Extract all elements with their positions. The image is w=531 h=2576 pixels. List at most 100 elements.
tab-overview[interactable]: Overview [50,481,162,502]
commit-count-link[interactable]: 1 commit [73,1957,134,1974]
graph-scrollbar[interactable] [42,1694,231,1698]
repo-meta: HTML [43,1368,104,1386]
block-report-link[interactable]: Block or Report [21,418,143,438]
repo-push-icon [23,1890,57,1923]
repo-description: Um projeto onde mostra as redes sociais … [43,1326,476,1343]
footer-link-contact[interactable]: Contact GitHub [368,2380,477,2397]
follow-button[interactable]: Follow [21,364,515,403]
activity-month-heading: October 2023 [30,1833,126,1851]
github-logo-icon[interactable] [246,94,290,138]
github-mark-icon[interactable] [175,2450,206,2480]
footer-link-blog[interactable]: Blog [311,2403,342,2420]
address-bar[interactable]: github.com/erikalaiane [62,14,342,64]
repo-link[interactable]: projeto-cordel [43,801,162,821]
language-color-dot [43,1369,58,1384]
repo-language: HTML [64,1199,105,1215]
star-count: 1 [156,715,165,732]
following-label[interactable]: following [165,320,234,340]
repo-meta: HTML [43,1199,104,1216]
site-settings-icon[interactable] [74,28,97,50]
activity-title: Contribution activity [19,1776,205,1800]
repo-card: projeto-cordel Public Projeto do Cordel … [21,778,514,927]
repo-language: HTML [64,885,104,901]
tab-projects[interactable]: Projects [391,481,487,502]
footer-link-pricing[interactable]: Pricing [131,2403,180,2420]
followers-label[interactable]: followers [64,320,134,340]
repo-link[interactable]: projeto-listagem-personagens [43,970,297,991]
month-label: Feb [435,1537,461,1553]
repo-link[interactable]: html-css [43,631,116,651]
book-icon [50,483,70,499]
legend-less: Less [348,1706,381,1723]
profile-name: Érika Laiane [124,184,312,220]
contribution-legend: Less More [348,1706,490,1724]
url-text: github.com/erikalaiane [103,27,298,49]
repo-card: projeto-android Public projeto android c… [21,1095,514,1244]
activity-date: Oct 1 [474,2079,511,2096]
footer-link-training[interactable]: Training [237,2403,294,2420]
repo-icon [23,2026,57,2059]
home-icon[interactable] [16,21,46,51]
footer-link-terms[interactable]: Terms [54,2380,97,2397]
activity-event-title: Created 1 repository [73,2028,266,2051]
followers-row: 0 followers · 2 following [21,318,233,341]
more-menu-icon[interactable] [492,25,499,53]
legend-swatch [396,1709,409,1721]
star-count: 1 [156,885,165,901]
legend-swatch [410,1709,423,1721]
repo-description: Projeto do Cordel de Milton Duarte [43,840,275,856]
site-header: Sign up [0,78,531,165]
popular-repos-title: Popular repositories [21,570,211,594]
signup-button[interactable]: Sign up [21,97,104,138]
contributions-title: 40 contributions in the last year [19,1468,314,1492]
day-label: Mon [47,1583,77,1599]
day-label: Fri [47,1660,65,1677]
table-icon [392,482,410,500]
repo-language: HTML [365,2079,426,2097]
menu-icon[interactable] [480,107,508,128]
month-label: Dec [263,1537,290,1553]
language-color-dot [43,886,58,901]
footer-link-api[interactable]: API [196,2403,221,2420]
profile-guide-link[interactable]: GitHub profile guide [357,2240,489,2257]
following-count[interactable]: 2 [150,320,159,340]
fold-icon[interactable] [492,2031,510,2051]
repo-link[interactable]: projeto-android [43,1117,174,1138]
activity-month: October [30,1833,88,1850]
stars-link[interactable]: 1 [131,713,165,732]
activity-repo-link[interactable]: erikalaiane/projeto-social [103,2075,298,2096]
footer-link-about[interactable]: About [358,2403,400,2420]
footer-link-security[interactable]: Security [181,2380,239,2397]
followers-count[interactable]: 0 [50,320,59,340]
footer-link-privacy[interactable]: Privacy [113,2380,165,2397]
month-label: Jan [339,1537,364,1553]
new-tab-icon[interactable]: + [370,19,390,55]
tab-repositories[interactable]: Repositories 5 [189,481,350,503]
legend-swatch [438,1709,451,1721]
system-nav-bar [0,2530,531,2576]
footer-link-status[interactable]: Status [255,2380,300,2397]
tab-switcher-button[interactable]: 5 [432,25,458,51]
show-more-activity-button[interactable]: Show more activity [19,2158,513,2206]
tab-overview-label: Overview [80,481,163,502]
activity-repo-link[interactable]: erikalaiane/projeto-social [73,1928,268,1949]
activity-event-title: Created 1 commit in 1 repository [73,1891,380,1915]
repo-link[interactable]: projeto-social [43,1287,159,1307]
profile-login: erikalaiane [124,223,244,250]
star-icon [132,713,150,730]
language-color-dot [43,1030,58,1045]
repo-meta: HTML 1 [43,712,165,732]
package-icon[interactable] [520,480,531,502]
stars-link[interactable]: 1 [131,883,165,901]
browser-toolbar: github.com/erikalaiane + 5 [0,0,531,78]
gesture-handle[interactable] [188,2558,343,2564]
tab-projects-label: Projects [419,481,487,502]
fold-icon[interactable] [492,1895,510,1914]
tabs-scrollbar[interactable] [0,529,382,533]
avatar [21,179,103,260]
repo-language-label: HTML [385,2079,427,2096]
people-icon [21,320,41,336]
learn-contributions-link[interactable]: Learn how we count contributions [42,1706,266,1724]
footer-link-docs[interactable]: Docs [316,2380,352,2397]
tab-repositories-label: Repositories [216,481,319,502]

+++++

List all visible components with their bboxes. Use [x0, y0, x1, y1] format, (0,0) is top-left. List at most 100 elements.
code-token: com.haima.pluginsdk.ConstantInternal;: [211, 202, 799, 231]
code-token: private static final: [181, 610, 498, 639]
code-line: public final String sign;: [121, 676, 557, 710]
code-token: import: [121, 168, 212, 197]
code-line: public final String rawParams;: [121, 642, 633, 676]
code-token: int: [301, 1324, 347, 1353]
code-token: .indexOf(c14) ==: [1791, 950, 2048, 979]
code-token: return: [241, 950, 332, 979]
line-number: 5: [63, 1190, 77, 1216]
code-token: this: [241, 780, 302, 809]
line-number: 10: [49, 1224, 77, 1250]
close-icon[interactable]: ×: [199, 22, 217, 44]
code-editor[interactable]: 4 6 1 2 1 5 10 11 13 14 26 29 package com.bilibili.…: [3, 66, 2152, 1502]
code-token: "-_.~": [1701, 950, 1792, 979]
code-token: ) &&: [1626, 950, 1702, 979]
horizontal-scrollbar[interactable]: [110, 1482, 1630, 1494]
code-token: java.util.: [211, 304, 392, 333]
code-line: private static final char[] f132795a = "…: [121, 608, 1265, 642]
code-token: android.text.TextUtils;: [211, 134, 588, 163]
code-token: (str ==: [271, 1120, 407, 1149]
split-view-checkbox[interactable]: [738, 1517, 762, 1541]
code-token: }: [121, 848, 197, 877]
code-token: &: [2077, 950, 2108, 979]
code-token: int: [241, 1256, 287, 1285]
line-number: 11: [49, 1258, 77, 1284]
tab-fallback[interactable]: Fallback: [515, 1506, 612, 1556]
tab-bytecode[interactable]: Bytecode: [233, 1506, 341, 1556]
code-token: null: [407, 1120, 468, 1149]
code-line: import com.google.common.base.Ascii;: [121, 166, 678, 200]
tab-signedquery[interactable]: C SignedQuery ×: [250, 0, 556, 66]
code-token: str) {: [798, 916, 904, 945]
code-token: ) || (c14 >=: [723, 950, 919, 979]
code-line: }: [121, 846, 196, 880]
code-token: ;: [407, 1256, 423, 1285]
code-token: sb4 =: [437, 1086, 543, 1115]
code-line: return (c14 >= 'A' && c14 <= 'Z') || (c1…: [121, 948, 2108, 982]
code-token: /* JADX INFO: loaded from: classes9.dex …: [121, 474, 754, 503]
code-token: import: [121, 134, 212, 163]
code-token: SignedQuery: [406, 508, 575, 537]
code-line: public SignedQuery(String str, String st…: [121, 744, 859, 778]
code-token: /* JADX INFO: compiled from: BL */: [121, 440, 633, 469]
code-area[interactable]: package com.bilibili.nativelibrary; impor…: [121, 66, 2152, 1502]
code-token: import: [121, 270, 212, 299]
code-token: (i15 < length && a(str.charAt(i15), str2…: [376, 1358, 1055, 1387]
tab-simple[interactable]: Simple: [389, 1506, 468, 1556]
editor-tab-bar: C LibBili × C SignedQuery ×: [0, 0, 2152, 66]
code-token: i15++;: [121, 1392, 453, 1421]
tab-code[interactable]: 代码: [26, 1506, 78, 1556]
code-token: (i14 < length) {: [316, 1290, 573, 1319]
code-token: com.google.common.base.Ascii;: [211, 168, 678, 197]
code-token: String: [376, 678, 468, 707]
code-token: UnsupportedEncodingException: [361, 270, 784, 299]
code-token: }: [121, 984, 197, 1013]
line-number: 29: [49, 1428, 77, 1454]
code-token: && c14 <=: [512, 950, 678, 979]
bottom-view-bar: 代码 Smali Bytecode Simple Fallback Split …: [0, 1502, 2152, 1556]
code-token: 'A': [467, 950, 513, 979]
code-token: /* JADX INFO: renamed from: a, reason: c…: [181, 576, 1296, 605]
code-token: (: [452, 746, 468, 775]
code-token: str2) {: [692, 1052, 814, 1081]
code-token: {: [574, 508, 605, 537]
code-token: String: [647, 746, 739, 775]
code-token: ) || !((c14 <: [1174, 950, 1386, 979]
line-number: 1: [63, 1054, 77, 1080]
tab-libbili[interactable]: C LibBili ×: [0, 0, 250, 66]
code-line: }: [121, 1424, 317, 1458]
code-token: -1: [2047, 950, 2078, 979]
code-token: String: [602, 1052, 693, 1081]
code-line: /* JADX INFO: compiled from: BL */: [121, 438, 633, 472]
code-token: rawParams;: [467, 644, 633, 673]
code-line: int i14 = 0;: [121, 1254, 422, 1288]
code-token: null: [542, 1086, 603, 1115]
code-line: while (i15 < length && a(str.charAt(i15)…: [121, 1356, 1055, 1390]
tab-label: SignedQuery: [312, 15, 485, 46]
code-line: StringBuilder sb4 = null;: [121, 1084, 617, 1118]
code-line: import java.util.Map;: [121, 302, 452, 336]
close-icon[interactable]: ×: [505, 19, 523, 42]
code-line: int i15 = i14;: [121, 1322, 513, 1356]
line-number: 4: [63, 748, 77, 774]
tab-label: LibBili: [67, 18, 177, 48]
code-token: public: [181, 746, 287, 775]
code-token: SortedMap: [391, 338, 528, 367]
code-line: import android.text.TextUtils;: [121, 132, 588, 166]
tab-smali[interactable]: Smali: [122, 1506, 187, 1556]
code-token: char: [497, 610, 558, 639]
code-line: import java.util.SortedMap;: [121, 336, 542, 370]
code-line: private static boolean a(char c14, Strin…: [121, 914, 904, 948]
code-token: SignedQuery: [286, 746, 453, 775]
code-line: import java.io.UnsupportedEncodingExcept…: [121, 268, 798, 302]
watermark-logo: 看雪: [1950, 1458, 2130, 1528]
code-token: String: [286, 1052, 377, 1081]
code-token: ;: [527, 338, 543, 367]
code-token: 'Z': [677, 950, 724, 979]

+++++

Rewrite the stretch of items from the line containing "List all visible" through the line containing "code-token: private static" as a numbered list, omitting any blank lines.

● Final result:
1. List all visible components with their bboxes. Use [x0, y0, x1, y1] format, (0,0) is top-left. List at most 100 elements.
2. code-token: com.haima.pluginsdk.ConstantInternal;: [211, 202, 799, 231]
3. code-token: private static final: [181, 610, 498, 639]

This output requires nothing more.